SUPPLIED PASSAGE.
8.5

Broad City: “Two Chainz”

Comedy Reviews Broad City
Broad City: “Two Chainz”

What I’ve always loved about Broad City is that it feels like classic, urgent, current New York fiction. It’s not representing New York as it actually is—the show itself is a little grungier, a little more vulgar, a lot sillier—but it feels like the city has always felt to me. New York is a city of being your fine ass self with your BFF and your sorta not really boyfriend, going out to have the best night of your life that might turn into one of your worst. It’s perfect that this season of Broad City begins with a montage of Abbi and Ilana’s bathrooms—a year of fuckin’, drinking, shitting and smoking weed.

The two gags that will run the course of the season 3 premiere, “Two Chainz,” are set up when Ilana drops the key to her bike chain down a sewer drain and Abbi ruins her shirt trying to get it back up. Abbi has to go to a gallery show that evening to see her old college roommate’s first Big Deal show, and now Ilana has a heavy ass chain wrapped around her waist.

SUPPLIED INFORMATION.
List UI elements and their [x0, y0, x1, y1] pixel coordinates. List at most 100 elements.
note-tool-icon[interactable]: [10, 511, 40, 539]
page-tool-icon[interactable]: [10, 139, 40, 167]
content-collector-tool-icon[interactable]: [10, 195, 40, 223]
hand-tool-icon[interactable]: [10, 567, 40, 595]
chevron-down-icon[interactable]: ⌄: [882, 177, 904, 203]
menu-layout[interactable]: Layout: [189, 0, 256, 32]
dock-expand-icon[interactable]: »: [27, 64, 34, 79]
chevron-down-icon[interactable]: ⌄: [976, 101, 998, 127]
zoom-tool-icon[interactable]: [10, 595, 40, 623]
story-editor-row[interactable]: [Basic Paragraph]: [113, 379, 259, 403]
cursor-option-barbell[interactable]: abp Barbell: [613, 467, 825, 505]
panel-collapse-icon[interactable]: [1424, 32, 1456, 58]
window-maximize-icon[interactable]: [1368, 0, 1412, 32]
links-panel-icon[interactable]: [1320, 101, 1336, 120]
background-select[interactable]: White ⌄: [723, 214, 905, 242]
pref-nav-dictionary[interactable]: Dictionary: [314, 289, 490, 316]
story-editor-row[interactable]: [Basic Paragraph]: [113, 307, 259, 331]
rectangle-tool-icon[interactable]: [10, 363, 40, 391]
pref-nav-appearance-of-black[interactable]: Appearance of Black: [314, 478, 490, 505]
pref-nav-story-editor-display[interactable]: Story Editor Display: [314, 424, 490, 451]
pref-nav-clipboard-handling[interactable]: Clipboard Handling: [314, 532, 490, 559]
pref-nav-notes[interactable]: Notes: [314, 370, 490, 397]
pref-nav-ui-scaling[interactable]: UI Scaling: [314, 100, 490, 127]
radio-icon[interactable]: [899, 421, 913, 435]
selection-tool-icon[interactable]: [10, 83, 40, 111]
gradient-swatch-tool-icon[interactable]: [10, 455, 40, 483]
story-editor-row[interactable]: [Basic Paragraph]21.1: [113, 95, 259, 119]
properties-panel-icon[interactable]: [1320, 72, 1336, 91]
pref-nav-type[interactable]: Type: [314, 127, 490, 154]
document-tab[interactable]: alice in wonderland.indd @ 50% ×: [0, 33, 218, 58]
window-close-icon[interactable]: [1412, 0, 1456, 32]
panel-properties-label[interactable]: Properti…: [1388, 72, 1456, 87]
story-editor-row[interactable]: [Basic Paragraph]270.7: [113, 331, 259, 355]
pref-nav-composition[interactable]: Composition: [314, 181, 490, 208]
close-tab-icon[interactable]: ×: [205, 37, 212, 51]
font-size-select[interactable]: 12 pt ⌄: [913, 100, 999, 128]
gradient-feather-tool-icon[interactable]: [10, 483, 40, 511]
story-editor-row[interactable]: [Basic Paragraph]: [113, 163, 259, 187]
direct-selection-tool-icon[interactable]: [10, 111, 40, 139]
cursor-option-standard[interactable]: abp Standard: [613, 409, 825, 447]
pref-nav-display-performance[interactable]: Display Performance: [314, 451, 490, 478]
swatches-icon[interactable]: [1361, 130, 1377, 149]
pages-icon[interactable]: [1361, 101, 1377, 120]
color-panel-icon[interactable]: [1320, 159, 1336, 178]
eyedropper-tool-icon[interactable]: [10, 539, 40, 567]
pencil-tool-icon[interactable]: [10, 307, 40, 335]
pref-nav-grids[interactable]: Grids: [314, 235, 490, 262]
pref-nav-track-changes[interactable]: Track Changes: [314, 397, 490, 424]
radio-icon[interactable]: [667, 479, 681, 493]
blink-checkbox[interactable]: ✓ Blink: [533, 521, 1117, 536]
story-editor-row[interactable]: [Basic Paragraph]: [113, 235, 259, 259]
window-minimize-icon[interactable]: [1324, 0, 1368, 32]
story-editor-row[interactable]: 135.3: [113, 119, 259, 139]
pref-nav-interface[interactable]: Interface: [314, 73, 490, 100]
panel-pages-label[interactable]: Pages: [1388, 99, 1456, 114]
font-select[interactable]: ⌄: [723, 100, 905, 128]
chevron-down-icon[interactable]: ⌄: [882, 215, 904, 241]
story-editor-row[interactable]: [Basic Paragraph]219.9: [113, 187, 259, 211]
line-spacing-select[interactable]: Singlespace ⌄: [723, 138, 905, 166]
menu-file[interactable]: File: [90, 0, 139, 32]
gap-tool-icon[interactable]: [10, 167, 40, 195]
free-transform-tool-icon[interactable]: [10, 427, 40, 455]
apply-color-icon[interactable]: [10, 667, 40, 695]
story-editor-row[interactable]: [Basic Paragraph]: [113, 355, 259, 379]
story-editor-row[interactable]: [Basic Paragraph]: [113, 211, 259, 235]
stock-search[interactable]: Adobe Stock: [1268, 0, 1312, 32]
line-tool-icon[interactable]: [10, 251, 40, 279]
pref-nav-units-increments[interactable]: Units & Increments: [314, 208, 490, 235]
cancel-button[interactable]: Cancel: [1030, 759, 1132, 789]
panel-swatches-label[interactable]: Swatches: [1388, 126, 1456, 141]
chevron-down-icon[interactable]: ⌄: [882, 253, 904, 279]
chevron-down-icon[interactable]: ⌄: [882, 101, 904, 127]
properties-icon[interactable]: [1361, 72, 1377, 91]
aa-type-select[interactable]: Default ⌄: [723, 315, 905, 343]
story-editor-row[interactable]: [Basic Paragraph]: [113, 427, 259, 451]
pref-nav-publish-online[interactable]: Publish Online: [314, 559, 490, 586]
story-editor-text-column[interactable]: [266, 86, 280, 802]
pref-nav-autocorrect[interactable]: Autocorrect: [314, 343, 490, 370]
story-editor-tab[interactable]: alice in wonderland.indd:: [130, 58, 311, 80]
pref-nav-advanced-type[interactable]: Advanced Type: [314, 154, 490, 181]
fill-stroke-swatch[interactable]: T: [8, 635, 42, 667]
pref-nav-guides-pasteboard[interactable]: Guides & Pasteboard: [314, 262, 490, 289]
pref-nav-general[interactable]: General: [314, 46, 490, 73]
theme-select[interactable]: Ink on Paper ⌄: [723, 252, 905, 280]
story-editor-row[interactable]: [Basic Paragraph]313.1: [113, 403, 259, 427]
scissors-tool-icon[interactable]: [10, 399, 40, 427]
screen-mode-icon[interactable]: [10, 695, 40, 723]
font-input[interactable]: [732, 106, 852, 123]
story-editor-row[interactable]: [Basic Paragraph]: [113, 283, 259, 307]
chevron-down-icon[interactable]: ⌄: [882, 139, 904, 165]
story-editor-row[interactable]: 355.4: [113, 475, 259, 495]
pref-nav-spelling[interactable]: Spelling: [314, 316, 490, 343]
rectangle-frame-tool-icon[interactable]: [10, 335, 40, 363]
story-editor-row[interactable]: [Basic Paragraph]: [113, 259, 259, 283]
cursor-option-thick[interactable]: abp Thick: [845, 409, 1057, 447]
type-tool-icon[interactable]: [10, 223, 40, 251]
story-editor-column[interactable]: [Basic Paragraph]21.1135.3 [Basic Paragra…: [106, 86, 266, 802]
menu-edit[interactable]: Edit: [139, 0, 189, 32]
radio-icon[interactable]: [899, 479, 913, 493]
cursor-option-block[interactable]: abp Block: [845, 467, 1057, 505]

YOUR ASSIGNMENT. Resume the review of the Broad City episode “Two Chainz” after its last sentence, the one about the chain wrapped around Ilana's waist.

EXERCISE RESULT.
They head to a sample sale, where people are literally beating the shit out of each other for clothes. I’m not sure if sample sales are actually like this, having never been to one, but I honestly assume that they are. As Abbi leaves she realizes that they left the security tag on, but when they double back they find it deserted. Again, I assume this is just a true to life representation of a sample sale.

Now with the titular chains tightly adhered to their bodies, they embark on the tried and true New York tradition of finding a place to pee in public. One problem with this episode and the whole Broad City formula is that it tends to feel at times more like a series of sketches than a real comedy show. The interlude where Ilana gets stuck to the back of a truck because of her bike chain, while hilarious, certainly feels that way. The rest of the episode elegantly feeds into itself, each problem mounting until the back breaks and everything snaps, but I struggle to understand why this section is here.

Then again, its pointlessness is its point. New York is a city where Weird Shit Happens and you kinda have to roll with it. Every time I have been in the city it’s like a switch flips in my brain and I magically become chill. I have panic attacks on the Blue Line in Chicago after the sun goes down but I happily board the MTA after 1am. New York is a place where you walk and kind of let things happen to you—you don’t have to seek them out. Shit is happening in New York all the time whether you want it to or not. At least most of the time it makes for a fun story. Have I ever told you about the time I ended up singing Miley Cyrus at a metal karaoke bar?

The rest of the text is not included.